▶ _Document source_
========================================

El est un film de la période mexicaine de Luis Buñuel, librement inspiré d’un roman autobiographique de Mercedes Pinto au titre éponyme publié en 1926.

« Peut-être est-ce le film où j’ai mis le plus de moi-même. Il y a quelque chose de moi dans le protagoniste. […] Je partage le sentiment qu’il éprouve lorsqu’il voit les gens tout en bas, comme des fourmis, et qu’il dit : “J’aimerais être Dieu, pour les écraser… » – Luis Buñuel, dans Conversation avec Luis Buñuel, Tomás Pérez Turrent et José de la Colina, Cahiers du cinéma

Restauré en 4K par « The Film Foundation World Cinema Project », « The Material World Foundation », La Cinémathèque de Bologne, OCS et Les Films du Camélia. Avec le soutien de Guillermo Del Toro.

El (Él – 1953)

Réalisateur(s) : Luis Buñuel
Avec : Arturo de Cordova, Delia Garces, Luis Beristain, Aurora Walker, Carlos Martinez Baena
Durée : 1h31
Distributeur :  Les Films du Camelia (Rep. 2022)

========================================

▶ _Objectif A_
Résumez en deux phrases la présentation du film El.
▶ _Objectif B_
Recopiez sans rien changer le passage de la présentation du film El qui s’ouvre sur les mots contenant « El est un film » et se clôt sur « Guillermo Del Toro. ».
▶ _Objectif C_
D’après la présentation du film El, combien de temps dure le film ?

Annotations des éléments de la page
========================================

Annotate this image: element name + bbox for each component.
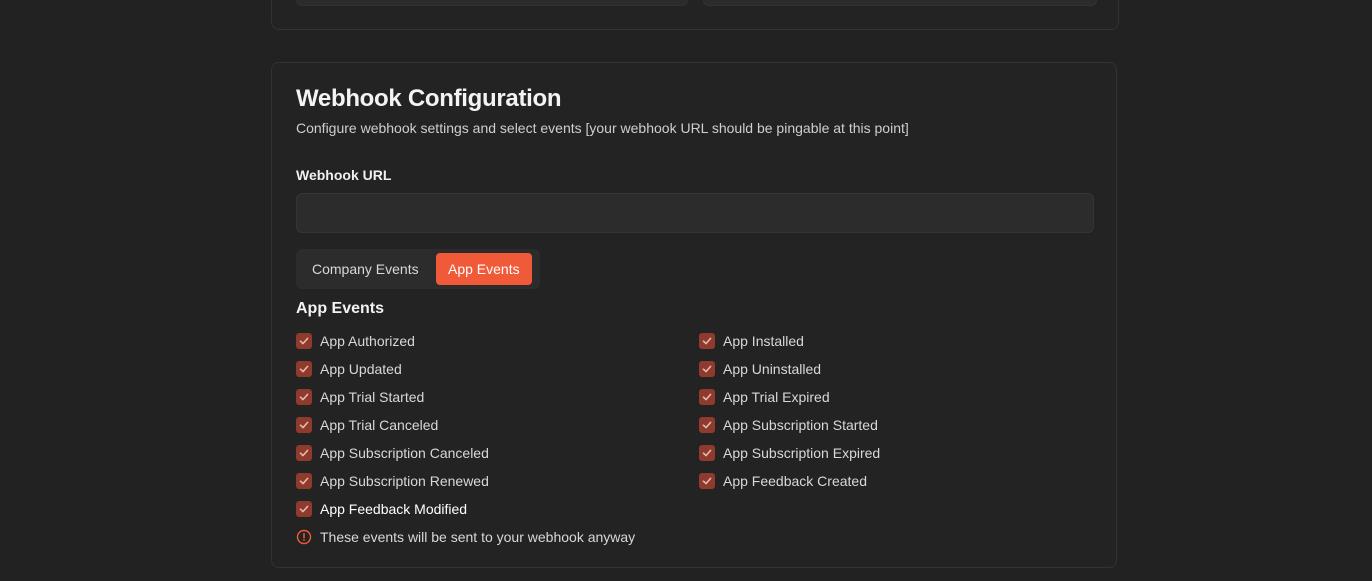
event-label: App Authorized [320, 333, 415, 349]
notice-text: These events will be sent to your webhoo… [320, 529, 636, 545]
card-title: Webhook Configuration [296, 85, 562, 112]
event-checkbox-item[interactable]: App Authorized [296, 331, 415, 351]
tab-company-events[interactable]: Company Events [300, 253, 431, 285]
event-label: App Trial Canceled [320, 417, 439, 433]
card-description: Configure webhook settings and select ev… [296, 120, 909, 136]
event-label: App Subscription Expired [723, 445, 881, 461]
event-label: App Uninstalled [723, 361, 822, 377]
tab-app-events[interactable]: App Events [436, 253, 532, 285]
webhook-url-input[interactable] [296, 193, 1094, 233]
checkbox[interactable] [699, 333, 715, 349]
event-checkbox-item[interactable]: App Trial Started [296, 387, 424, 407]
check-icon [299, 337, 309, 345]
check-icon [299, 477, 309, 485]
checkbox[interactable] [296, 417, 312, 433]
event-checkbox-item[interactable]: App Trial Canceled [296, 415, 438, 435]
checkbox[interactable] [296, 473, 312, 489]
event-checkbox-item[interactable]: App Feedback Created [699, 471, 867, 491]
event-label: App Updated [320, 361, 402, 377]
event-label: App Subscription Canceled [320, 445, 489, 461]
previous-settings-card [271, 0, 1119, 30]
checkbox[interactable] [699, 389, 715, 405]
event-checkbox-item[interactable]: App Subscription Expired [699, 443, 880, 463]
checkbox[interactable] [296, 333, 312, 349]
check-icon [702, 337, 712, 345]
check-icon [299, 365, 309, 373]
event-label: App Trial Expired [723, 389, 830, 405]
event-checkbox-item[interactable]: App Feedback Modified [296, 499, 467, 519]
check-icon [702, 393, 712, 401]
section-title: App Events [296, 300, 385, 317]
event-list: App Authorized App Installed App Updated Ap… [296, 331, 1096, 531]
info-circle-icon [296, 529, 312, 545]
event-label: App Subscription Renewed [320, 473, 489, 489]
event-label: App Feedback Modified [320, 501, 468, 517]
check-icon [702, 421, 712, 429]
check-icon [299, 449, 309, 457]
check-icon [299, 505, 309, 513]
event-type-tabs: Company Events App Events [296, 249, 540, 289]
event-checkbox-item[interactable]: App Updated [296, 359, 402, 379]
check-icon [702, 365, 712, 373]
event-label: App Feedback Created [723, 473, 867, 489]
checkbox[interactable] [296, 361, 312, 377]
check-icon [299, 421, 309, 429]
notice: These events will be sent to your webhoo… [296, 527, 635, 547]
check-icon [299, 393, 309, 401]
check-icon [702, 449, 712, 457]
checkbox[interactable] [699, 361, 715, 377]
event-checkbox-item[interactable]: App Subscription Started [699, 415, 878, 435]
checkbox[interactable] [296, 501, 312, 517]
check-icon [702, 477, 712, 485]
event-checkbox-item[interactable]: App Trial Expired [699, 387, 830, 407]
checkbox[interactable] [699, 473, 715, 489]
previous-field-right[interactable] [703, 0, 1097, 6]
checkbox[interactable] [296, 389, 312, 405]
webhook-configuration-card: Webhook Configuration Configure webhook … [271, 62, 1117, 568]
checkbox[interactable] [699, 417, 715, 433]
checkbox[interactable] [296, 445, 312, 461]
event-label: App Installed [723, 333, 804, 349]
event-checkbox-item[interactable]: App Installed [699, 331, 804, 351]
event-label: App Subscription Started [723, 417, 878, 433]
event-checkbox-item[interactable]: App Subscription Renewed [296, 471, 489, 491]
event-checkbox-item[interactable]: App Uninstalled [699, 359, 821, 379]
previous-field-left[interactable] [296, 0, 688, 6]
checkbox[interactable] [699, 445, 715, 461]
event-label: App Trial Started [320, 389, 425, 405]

========================================

▶ _Réponse correcte A_
El est un film de 1953 de la période mexicaine de Luis Buñuel, librement inspiré d’un roman autobiographique de Mercedes Pinto publié en 1926. Restauré en 4K avec le soutien de Guillermo Del Toro, il dure 1h31 et réunit notamment Arturo de Cordova et Delia Garces.

▶ _Réponse correcte B_
El est un film de la période mexicaine de Luis Buñuel, librement inspiré d’un roman autobiographique de Mercedes Pinto au titre éponyme publié en 1926.

« Peut-être est-ce le film où j’ai mis le plus de moi-même. Il y a quelque chose de moi dans le protagoniste. […] Je partage le sentiment qu’il éprouve lorsqu’il voit les gens tout en bas, comme des fourmis, et qu’il dit : “J’aimerais être Dieu, pour les écraser… » – Luis Buñuel, dans Conversation avec Luis Buñuel, Tomás Pérez Turrent et José de la Colina, Cahiers du cinéma

Restauré en 4K par « The Film Foundation World Cinema Project », « The Material World Foundation », La Cinémathèque de Bologne, OCS et Les Films du Camélia. Avec le soutien de Guillermo Del Toro.

▶ _Réponse correcte C_
Le film dure 1h31.